**Given instruction**
Please rewrite the material with every "Faster Decision Making" swapped for "Quicker Decision Making", leaving everything else unchanged and the pictures out.

**Source records**
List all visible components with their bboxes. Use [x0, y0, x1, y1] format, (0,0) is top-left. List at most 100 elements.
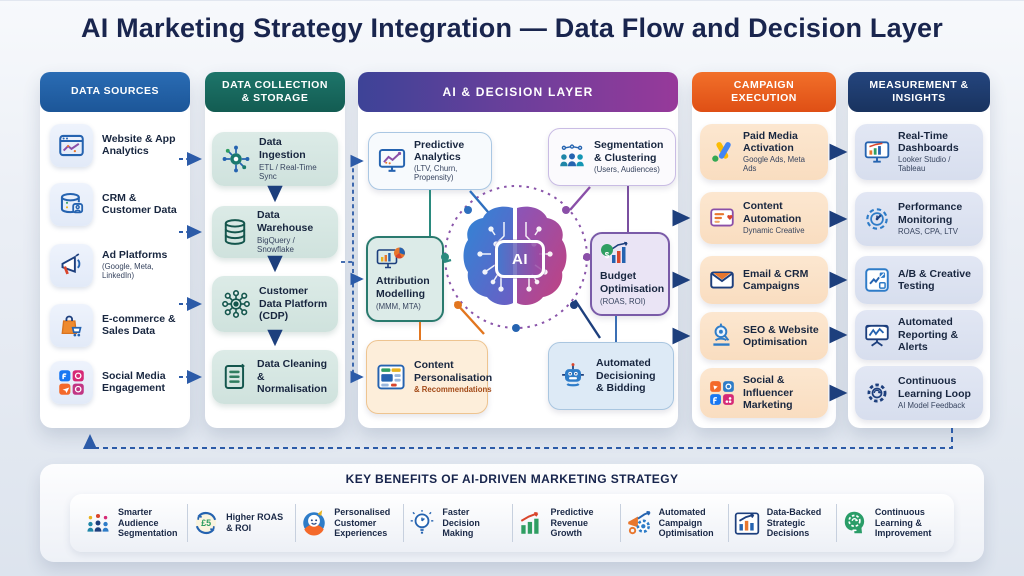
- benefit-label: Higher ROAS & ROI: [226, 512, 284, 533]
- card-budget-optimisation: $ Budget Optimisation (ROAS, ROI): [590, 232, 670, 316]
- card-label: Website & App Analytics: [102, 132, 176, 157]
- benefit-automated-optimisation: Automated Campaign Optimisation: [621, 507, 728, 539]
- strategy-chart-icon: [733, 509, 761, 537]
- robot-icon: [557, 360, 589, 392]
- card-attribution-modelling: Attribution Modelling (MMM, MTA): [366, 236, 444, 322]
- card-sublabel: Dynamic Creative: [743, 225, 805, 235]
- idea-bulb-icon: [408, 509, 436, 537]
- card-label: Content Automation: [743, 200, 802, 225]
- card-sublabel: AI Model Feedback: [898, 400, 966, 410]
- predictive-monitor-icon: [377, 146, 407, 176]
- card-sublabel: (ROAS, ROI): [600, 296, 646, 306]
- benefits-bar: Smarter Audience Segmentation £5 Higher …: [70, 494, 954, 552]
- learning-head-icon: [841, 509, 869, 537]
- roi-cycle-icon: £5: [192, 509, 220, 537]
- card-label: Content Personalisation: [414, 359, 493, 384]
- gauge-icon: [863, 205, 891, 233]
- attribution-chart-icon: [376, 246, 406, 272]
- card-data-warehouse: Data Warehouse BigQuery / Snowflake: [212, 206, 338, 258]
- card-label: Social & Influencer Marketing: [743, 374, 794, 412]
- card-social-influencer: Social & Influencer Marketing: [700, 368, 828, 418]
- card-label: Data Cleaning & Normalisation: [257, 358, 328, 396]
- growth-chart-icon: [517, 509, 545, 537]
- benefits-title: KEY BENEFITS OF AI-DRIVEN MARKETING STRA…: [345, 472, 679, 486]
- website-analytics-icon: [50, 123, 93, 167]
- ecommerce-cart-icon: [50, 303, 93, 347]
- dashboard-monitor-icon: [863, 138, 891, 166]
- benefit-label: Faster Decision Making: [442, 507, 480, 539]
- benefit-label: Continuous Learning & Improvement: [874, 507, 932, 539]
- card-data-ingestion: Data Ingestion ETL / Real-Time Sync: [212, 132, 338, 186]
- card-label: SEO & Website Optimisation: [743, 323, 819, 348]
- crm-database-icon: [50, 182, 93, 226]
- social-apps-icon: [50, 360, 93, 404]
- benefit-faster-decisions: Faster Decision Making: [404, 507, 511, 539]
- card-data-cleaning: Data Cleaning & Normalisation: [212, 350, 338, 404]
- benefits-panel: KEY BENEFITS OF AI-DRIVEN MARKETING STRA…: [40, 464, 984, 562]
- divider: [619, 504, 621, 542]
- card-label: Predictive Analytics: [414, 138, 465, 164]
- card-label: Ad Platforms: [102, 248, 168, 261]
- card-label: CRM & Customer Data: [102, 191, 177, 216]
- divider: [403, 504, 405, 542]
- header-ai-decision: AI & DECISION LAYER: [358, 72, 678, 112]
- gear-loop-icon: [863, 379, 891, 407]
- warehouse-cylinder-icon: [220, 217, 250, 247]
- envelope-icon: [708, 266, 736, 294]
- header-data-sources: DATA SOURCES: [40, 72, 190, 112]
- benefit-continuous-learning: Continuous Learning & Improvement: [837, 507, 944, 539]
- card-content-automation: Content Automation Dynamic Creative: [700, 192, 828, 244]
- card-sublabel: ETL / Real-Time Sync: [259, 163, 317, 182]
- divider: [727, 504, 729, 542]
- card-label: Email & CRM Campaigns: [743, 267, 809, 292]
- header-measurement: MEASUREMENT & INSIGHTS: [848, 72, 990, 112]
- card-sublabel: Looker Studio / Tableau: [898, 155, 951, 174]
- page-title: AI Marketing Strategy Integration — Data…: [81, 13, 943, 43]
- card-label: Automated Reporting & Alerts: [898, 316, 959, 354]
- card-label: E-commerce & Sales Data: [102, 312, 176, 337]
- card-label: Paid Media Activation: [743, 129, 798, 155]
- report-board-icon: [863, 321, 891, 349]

**The output**
List all visible components with their bboxes. Use [x0, y0, x1, y1] format, (0,0) is top-left. List at most 100 elements.
- benefit-label: Higher ROAS & ROI: [226, 512, 284, 533]
- card-budget-optimisation: $ Budget Optimisation (ROAS, ROI): [590, 232, 670, 316]
- card-label: Website & App Analytics: [102, 132, 176, 157]
- benefit-automated-optimisation: Automated Campaign Optimisation: [621, 507, 728, 539]
- strategy-chart-icon: [733, 509, 761, 537]
- robot-icon: [557, 360, 589, 392]
- card-attribution-modelling: Attribution Modelling (MMM, MTA): [366, 236, 444, 322]
- card-sublabel: Dynamic Creative: [743, 225, 805, 235]
- idea-bulb-icon: [408, 509, 436, 537]
- card-label: Content Automation: [743, 200, 802, 225]
- card-sublabel: AI Model Feedback: [898, 400, 966, 410]
- predictive-monitor-icon: [377, 146, 407, 176]
- card-sublabel: (ROAS, ROI): [600, 296, 646, 306]
- benefits-bar: Smarter Audience Segmentation £5 Higher …: [70, 494, 954, 552]
- learning-head-icon: [841, 509, 869, 537]
- roi-cycle-icon: £5: [192, 509, 220, 537]
- card-label: Content Personalisation: [414, 359, 493, 384]
- gauge-icon: [863, 205, 891, 233]
- attribution-chart-icon: [376, 246, 406, 272]
- card-data-warehouse: Data Warehouse BigQuery / Snowflake: [212, 206, 338, 258]
- card-label: Social & Influencer Marketing: [743, 374, 794, 412]
- card-social-influencer: Social & Influencer Marketing: [700, 368, 828, 418]
- card-label: Data Cleaning & Normalisation: [257, 358, 328, 396]
- growth-chart-icon: [517, 509, 545, 537]
- benefits-title: KEY BENEFITS OF AI-DRIVEN MARKETING STRA…: [345, 472, 679, 486]
- website-analytics-icon: [50, 123, 93, 167]
- ecommerce-cart-icon: [50, 303, 93, 347]
- dashboard-monitor-icon: [863, 138, 891, 166]
- benefit-label: Quicker Decision Making: [442, 507, 480, 539]
- benefit-label: Continuous Learning & Improvement: [874, 507, 932, 539]
- card-data-ingestion: Data Ingestion ETL / Real-Time Sync: [212, 132, 338, 186]
- card-label: SEO & Website Optimisation: [743, 323, 819, 348]
- crm-database-icon: [50, 182, 93, 226]
- social-apps-icon: [50, 360, 93, 404]
- benefit-faster-decisions: Quicker Decision Making: [404, 507, 511, 539]
- card-data-cleaning: Data Cleaning & Normalisation: [212, 350, 338, 404]
- benefits-panel: KEY BENEFITS OF AI-DRIVEN MARKETING STRA…: [40, 464, 984, 562]
- divider: [619, 504, 621, 542]
- card-label: Predictive Analytics: [414, 138, 465, 164]
- card-label: Ad Platforms: [102, 248, 168, 261]
- card-label: CRM & Customer Data: [102, 191, 177, 216]
- divider: [403, 504, 405, 542]
- header-ai-decision: AI & DECISION LAYER: [358, 72, 678, 112]
- gear-loop-icon: [863, 379, 891, 407]
- warehouse-cylinder-icon: [220, 217, 250, 247]
- envelope-icon: [708, 266, 736, 294]
- header-data-sources: DATA SOURCES: [40, 72, 190, 112]
- benefit-continuous-learning: Continuous Learning & Improvement: [837, 507, 944, 539]
- card-content-automation: Content Automation Dynamic Creative: [700, 192, 828, 244]
- card-sublabel: ETL / Real-Time Sync: [259, 163, 317, 182]
- divider: [727, 504, 729, 542]
- card-label: Email & CRM Campaigns: [743, 267, 809, 292]
- header-measurement: MEASUREMENT & INSIGHTS: [848, 72, 990, 112]
- card-sublabel: Looker Studio / Tableau: [898, 155, 951, 174]
- page-title: AI Marketing Strategy Integration — Data…: [81, 13, 943, 43]
- card-label: Automated Reporting & Alerts: [898, 316, 959, 354]
- card-label: E-commerce & Sales Data: [102, 312, 176, 337]
- card-label: Paid Media Activation: [743, 129, 798, 155]
- report-board-icon: [863, 321, 891, 349]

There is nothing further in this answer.